Given request:
Copy each line in which the string "Caribbean" occurs.

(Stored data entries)
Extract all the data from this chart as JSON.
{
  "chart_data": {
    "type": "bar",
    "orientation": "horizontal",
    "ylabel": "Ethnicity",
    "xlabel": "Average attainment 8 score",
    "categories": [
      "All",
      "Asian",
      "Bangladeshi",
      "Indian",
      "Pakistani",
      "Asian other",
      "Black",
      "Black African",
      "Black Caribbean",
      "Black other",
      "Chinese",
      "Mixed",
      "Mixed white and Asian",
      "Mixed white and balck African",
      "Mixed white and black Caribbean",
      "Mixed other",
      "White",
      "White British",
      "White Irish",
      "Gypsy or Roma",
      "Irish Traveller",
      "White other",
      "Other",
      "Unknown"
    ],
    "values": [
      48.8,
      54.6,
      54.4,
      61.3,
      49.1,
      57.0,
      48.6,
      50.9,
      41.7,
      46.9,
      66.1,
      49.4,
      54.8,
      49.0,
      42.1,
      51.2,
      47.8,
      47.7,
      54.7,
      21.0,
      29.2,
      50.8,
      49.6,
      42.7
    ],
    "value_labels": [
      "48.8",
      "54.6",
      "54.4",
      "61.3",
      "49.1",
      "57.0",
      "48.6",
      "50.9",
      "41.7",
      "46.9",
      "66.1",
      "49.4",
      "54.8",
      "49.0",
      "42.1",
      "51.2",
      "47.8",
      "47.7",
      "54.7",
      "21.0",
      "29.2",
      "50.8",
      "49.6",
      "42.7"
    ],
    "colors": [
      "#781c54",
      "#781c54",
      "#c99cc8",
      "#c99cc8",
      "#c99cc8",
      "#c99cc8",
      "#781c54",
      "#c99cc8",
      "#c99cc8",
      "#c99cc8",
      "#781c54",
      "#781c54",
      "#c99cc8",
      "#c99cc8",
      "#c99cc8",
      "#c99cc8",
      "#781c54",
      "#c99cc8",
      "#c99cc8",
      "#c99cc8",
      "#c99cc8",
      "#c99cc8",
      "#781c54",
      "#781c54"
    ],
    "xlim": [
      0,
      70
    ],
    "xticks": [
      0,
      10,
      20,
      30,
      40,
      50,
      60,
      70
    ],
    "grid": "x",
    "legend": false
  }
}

Completed exercise:
      "Black Caribbean",
      "Mixed white and black Caribbean",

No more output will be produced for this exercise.